::: TASK DATA :::

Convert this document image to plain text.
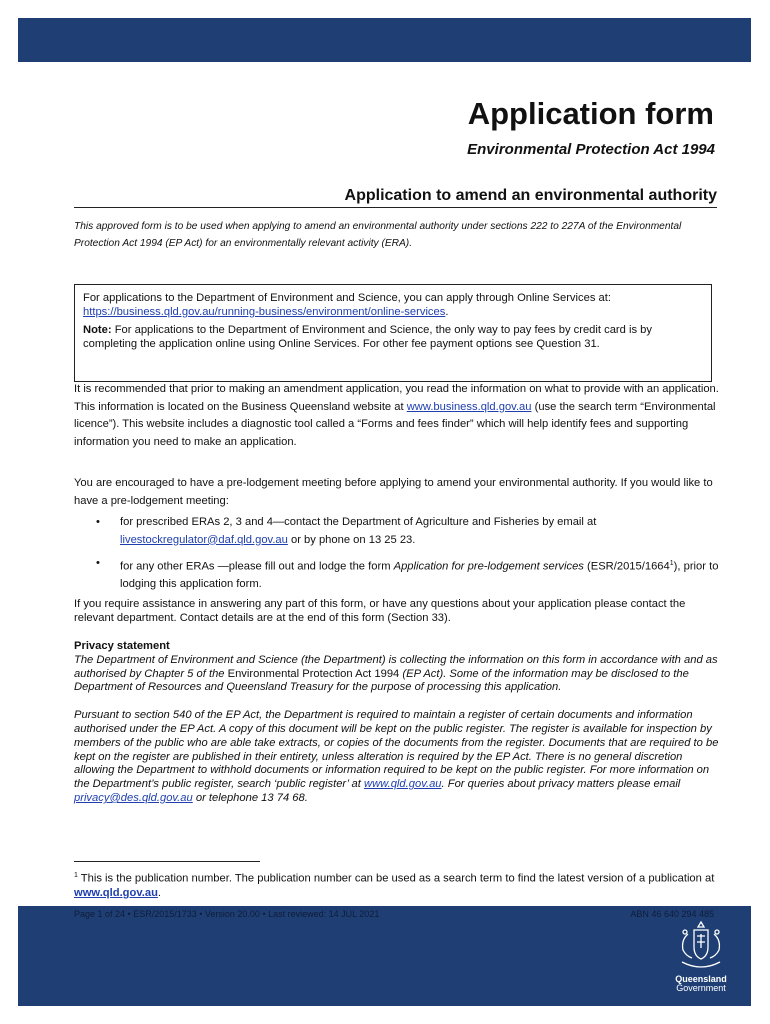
Application form
Environmental Protection Act 1994
Application to amend an environmental authority
This approved form is to be used when applying to amend an environmental authority under sections 222 to 227A of the Environmental Protection Act 1994 (EP Act) for an environmentally relevant activity (ERA).

For applications to the Department of Environment and Science, you can apply through Online Services at: https://business.qld.gov.au/running-business/environment/online-services.

Note: For applications to the Department of Environment and Science, the only way to pay fees by credit card is by completing the application online using Online Services. For other fee payment options see Question 31.

It is recommended that prior to making an amendment application, you read the information on what to provide with an application. This information is located on the Business Queensland website at www.business.qld.gov.au (use the search term “Environmental licence”). This website includes a diagnostic tool called a “Forms and fees finder” which will help identify fees and supporting information you need to make an application.

You are encouraged to have a pre-lodgement meeting before applying to amend your environmental authority. If you would like to have a pre-lodgement meeting:

• for prescribed ERAs 2, 3 and 4—contact the Department of Agriculture and Fisheries by email at livestockregulator@daf.qld.gov.au or by phone on 13 25 23.
• for any other ERAs —please fill out and lodge the form Application for pre-lodgement services (ESR/2015/1664$^1$), prior to lodging this application form.

If you require assistance in answering any part of this form, or have any questions about your application please contact the relevant department. Contact details are at the end of this form (Section 33).

Privacy statement

The Department of Environment and Science (the Department) is collecting the information on this form in accordance with and as authorised by Chapter 5 of the Environmental Protection Act 1994 (EP Act). Some of the information may be disclosed to the Department of Resources and Queensland Treasury for the purpose of processing this application.

Pursuant to section 540 of the EP Act, the Department is required to maintain a register of certain documents and information authorised under the EP Act. A copy of this document will be kept on the public register. The register is available for inspection by members of the public who are able take extracts, or copies of the documents from the register. Documents that are required to be kept on the register are published in their entirety, unless alteration is required by the EP Act. There is no general discretion allowing the Department to withhold documents or information required to be kept on the public register. For more information on the Department’s public register, search ‘public register’ at www.qld.gov.au. For queries about privacy matters please email privacy@des.qld.gov.au or telephone 13 74 68.

$^1$ This is the publication number. The publication number can be used as a search term to find the latest version of a publication at www.qld.gov.au.
Page 1 of 24 • ESR/2015/1733 • Version 20.00 • Last reviewed: 14 JUL 2021	ABN 46 640 294 485
Queensland
Government
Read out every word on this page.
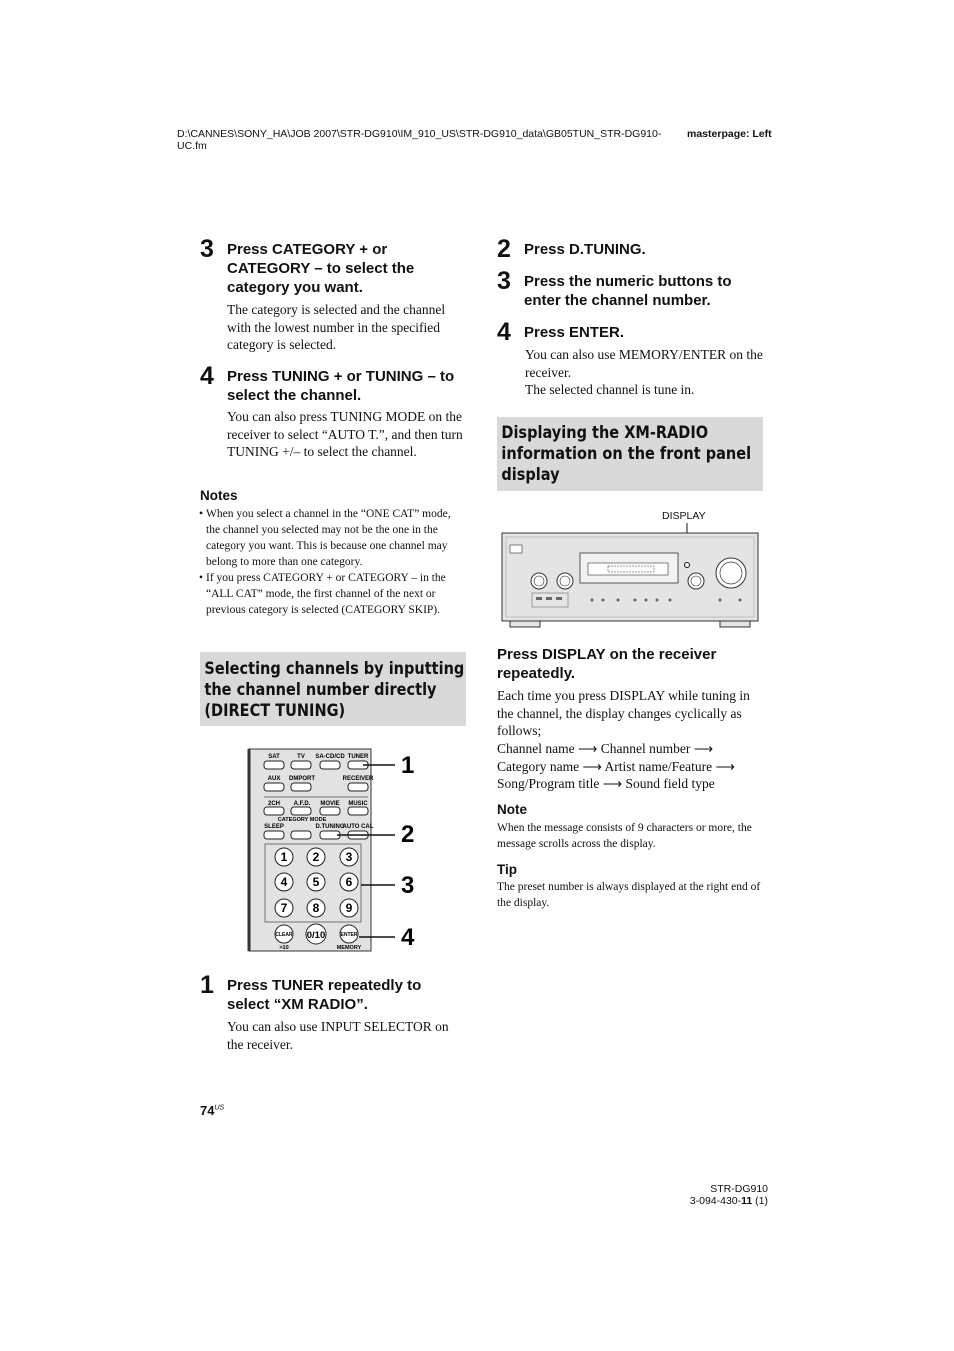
D:\CANNES\SONY_HA\JOB 2007\STR-DG910\IM_910_US\STR-DG910_data\GB05TUN_STR-DG910-UC.fm
masterpage: Left
3 Press CATEGORY + or CATEGORY – to select the category you want.
The category is selected and the channel with the lowest number in the specified category is selected.
4 Press TUNING + or TUNING – to select the channel.
You can also press TUNING MODE on the receiver to select “AUTO T.”, and then turn TUNING +/– to select the channel.
Notes
• When you select a channel in the “ONE CAT” mode, the channel you selected may not be the one in the category you want. This is because one channel may belong to more than one category.
• If you press CATEGORY + or CATEGORY – in the “ALL CAT” mode, the first channel of the next or previous category is selected (CATEGORY SKIP).
Selecting channels by inputting the channel number directly (DIRECT TUNING)
SAT	TV SA-CD/CD TUNER
AUX DMPORT	RECEIVER
2CH A.F.D. MOVIE MUSIC
SLEEP
CATEGORY MODE
D.TUNING
AUTO CAL
1 2 3
4 5 6
7 8 9
CLEAR 0/10	ENTER
>10	MEMORY
1
2
3
4
1 Press TUNER repeatedly to select “XM RADIO”.
You can also use INPUT SELECTOR on the receiver.
2 Press D.TUNING.
3 Press the numeric buttons to enter the channel number.
4 Press ENTER.
You can also use MEMORY/ENTER on the receiver.
The selected channel is tune in.
Displaying the XM-RADIO information on the front panel display
DISPLAY
Press DISPLAY on the receiver repeatedly.
Each time you press DISPLAY while tuning in the channel, the display changes cyclically as follows;
Channel name ⟶ Channel number ⟶
Category name ⟶ Artist name/Feature ⟶
Song/Program title ⟶ Sound field type
Note
When the message consists of 9 characters or more, the message scrolls across the display.
Tip
The preset number is always displayed at the right end of the display.
$74^{US}$
STR-DG910
3-094-430-11 (1)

:::

▶ **WHAT IS ASKED**
All lines above containing the string "business" are to be collected.

▶ **ANSWER TO THIS EXERCISE**
For applications to the Department of Environment and Science, you can apply through Online Services at: https://business.qld.gov.au/running-business/environment/online-services.
It is recommended that prior to making an amendment application, you read the information on what to provide with an application. This information is located on the Business Queensland website at www.business.qld.gov.au (use the search term “Environmental licence”). This website includes a diagnostic tool called a “Forms and fees finder” which will help identify fees and supporting information you need to make an application.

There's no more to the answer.